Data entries
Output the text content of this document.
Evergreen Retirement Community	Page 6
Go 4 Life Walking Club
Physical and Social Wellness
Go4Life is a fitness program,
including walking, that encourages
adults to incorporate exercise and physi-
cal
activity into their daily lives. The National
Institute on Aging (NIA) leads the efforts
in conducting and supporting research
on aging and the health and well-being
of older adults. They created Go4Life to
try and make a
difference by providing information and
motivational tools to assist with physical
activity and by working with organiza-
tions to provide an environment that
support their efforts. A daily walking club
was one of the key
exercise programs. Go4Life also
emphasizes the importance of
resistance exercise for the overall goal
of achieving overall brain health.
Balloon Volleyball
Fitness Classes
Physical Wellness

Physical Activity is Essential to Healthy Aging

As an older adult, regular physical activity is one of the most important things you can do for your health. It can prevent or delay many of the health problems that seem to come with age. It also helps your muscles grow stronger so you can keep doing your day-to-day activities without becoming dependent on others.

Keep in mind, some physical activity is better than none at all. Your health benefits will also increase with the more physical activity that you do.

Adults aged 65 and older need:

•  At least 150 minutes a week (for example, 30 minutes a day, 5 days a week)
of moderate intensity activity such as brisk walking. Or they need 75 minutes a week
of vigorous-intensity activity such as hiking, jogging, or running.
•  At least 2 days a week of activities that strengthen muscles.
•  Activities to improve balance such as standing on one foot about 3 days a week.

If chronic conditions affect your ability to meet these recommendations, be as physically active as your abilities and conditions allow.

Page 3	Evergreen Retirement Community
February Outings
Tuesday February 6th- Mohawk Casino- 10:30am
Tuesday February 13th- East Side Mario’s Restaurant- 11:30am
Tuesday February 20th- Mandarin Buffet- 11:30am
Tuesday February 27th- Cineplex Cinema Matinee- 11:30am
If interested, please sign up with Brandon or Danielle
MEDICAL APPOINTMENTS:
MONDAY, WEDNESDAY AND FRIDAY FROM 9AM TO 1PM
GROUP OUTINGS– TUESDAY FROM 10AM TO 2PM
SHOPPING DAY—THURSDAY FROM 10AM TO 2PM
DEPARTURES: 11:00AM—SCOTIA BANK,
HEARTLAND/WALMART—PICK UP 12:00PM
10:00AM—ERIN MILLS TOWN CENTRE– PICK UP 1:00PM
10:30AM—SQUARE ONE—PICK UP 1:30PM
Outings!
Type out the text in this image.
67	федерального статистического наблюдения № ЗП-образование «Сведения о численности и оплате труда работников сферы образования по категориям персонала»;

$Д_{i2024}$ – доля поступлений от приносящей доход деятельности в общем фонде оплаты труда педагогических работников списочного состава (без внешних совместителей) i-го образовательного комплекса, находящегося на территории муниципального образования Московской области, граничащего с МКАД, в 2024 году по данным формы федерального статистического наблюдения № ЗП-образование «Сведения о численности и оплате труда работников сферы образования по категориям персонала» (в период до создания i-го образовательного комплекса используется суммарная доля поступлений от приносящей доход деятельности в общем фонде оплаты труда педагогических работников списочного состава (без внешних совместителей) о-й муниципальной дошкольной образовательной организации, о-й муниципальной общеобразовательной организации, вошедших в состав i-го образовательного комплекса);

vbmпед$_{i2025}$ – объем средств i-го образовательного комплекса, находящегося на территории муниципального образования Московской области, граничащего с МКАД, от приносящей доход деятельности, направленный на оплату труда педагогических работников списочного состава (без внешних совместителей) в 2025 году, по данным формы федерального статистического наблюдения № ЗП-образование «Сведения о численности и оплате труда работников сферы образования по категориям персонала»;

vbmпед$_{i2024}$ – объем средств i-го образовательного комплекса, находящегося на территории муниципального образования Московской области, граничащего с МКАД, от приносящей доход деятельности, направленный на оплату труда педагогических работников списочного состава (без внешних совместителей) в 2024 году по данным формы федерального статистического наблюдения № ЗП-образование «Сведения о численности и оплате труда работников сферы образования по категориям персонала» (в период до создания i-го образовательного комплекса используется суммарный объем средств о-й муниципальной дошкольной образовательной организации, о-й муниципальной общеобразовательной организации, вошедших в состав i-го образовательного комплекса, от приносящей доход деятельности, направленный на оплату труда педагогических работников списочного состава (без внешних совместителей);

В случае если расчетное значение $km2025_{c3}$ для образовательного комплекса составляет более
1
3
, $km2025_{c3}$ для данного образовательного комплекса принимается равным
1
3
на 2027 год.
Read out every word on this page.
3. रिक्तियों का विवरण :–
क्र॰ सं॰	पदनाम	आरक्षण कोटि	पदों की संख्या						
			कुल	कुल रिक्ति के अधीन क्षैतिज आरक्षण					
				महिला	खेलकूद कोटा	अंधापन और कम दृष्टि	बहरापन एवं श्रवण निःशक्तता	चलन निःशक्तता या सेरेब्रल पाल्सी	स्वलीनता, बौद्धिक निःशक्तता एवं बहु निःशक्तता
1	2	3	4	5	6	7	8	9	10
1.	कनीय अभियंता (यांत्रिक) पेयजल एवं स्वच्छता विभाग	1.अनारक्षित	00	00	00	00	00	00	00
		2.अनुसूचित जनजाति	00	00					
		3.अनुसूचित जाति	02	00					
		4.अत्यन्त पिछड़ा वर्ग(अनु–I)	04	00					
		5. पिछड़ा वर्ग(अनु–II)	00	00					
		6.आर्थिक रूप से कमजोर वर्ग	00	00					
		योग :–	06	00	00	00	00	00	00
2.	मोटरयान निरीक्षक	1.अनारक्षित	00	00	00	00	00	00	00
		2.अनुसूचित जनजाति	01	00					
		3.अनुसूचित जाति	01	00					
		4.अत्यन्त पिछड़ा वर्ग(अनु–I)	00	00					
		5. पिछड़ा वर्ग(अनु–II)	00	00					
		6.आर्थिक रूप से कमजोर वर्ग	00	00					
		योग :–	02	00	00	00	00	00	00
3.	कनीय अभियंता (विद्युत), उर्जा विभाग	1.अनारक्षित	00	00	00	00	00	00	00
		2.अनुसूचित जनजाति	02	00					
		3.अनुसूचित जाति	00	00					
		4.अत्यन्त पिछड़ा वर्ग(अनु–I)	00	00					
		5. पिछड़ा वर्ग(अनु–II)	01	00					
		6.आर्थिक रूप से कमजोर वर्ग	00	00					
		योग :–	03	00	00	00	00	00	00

| Stated exercise |
Every record above needs to be repeated word for word.

| Problem solution |
Output the text content of this document.
Evergreen Retirement Community	Page 6
Go 4 Life Walking Club
Physical and Social Wellness
Go4Life is a fitness program,
including walking, that encourages
adults to incorporate exercise and physi-
cal
activity into their daily lives. The National
Institute on Aging (NIA) leads the efforts
in conducting and supporting research
on aging and the health and well-being
of older adults. They created Go4Life to
try and make a
difference by providing information and
motivational tools to assist with physical
activity and by working with organiza-
tions to provide an environment that
support their efforts. A daily walking club
was one of the key
exercise programs. Go4Life also
emphasizes the importance of
resistance exercise for the overall goal
of achieving overall brain health.
Balloon Volleyball
Fitness Classes
Physical Wellness

Physical Activity is Essential to Healthy Aging

As an older adult, regular physical activity is one of the most important things you can do for your health. It can prevent or delay many of the health problems that seem to come with age. It also helps your muscles grow stronger so you can keep doing your day-to-day activities without becoming dependent on others.

Keep in mind, some physical activity is better than none at all. Your health benefits will also increase with the more physical activity that you do.

Adults aged 65 and older need:

•  At least 150 minutes a week (for example, 30 minutes a day, 5 days a week)
of moderate intensity activity such as brisk walking. Or they need 75 minutes a week
of vigorous-intensity activity such as hiking, jogging, or running.
•  At least 2 days a week of activities that strengthen muscles.
•  Activities to improve balance such as standing on one foot about 3 days a week.

If chronic conditions affect your ability to meet these recommendations, be as physically active as your abilities and conditions allow.

Page 3	Evergreen Retirement Community
February Outings
Tuesday February 6th- Mohawk Casino- 10:30am
Tuesday February 13th- East Side Mario’s Restaurant- 11:30am
Tuesday February 20th- Mandarin Buffet- 11:30am
Tuesday February 27th- Cineplex Cinema Matinee- 11:30am
If interested, please sign up with Brandon or Danielle
MEDICAL APPOINTMENTS:
MONDAY, WEDNESDAY AND FRIDAY FROM 9AM TO 1PM
GROUP OUTINGS– TUESDAY FROM 10AM TO 2PM
SHOPPING DAY—THURSDAY FROM 10AM TO 2PM
DEPARTURES: 11:00AM—SCOTIA BANK,
HEARTLAND/WALMART—PICK UP 12:00PM
10:00AM—ERIN MILLS TOWN CENTRE– PICK UP 1:00PM
10:30AM—SQUARE ONE—PICK UP 1:30PM
Outings!
Type out the text in this image.
67	федерального статистического наблюдения № ЗП-образование «Сведения о численности и оплате труда работников сферы образования по категориям персонала»;

$Д_{i2024}$ – доля поступлений от приносящей доход деятельности в общем фонде оплаты труда педагогических работников списочного состава (без внешних совместителей) i-го образовательного комплекса, находящегося на территории муниципального образования Московской области, граничащего с МКАД, в 2024 году по данным формы федерального статистического наблюдения № ЗП-образование «Сведения о численности и оплате труда работников сферы образования по категориям персонала» (в период до создания i-го образовательного комплекса используется суммарная доля поступлений от приносящей доход деятельности в общем фонде оплаты труда педагогических работников списочного состава (без внешних совместителей) о-й муниципальной дошкольной образовательной организации, о-й муниципальной общеобразовательной организации, вошедших в состав i-го образовательного комплекса);

vbmпед$_{i2025}$ – объем средств i-го образовательного комплекса, находящегося на территории муниципального образования Московской области, граничащего с МКАД, от приносящей доход деятельности, направленный на оплату труда педагогических работников списочного состава (без внешних совместителей) в 2025 году, по данным формы федерального статистического наблюдения № ЗП-образование «Сведения о численности и оплате труда работников сферы образования по категориям персонала»;

vbmпед$_{i2024}$ – объем средств i-го образовательного комплекса, находящегося на территории муниципального образования Московской области, граничащего с МКАД, от приносящей доход деятельности, направленный на оплату труда педагогических работников списочного состава (без внешних совместителей) в 2024 году по данным формы федерального статистического наблюдения № ЗП-образование «Сведения о численности и оплате труда работников сферы образования по категориям персонала» (в период до создания i-го образовательного комплекса используется суммарный объем средств о-й муниципальной дошкольной образовательной организации, о-й муниципальной общеобразовательной организации, вошедших в состав i-го образовательного комплекса, от приносящей доход деятельности, направленный на оплату труда педагогических работников списочного состава (без внешних совместителей);

В случае если расчетное значение $km2025_{c3}$ для образовательного комплекса составляет более
1
3
, $km2025_{c3}$ для данного образовательного комплекса принимается равным
1
3
на 2027 год.
Read out every word on this page.
3. रिक्तियों का विवरण :–
क्र॰ सं॰	पदनाम	आरक्षण कोटि	पदों की संख्या						
			कुल	कुल रिक्ति के अधीन क्षैतिज आरक्षण					
				महिला	खेलकूद कोटा	अंधापन और कम दृष्टि	बहरापन एवं श्रवण निःशक्तता	चलन निःशक्तता या सेरेब्रल पाल्सी	स्वलीनता, बौद्धिक निःशक्तता एवं बहु निःशक्तता
1	2	3	4	5	6	7	8	9	10
1.	कनीय अभियंता (यांत्रिक) पेयजल एवं स्वच्छता विभाग	1.अनारक्षित	00	00	00	00	00	00	00
		2.अनुसूचित जनजाति	00	00					
		3.अनुसूचित जाति	02	00					
		4.अत्यन्त पिछड़ा वर्ग(अनु–I)	04	00					
		5. पिछड़ा वर्ग(अनु–II)	00	00					
		6.आर्थिक रूप से कमजोर वर्ग	00	00					
		योग :–	06	00	00	00	00	00	00
2.	मोटरयान निरीक्षक	1.अनारक्षित	00	00	00	00	00	00	00
		2.अनुसूचित जनजाति	01	00					
		3.अनुसूचित जाति	01	00					
		4.अत्यन्त पिछड़ा वर्ग(अनु–I)	00	00					
		5. पिछड़ा वर्ग(अनु–II)	00	00					
		6.आर्थिक रूप से कमजोर वर्ग	00	00					
		योग :–	02	00	00	00	00	00	00
3.	कनीय अभियंता (विद्युत), उर्जा विभाग	1.अनारक्षित	00	00	00	00	00	00	00
		2.अनुसूचित जनजाति	02	00					
		3.अनुसूचित जाति	00	00					
		4.अत्यन्त पिछड़ा वर्ग(अनु–I)	00	00					
		5. पिछड़ा वर्ग(अनु–II)	01	00					
		6.आर्थिक रूप से कमजोर वर्ग	00	00					
		योग :–	03	00	00	00	00	00	00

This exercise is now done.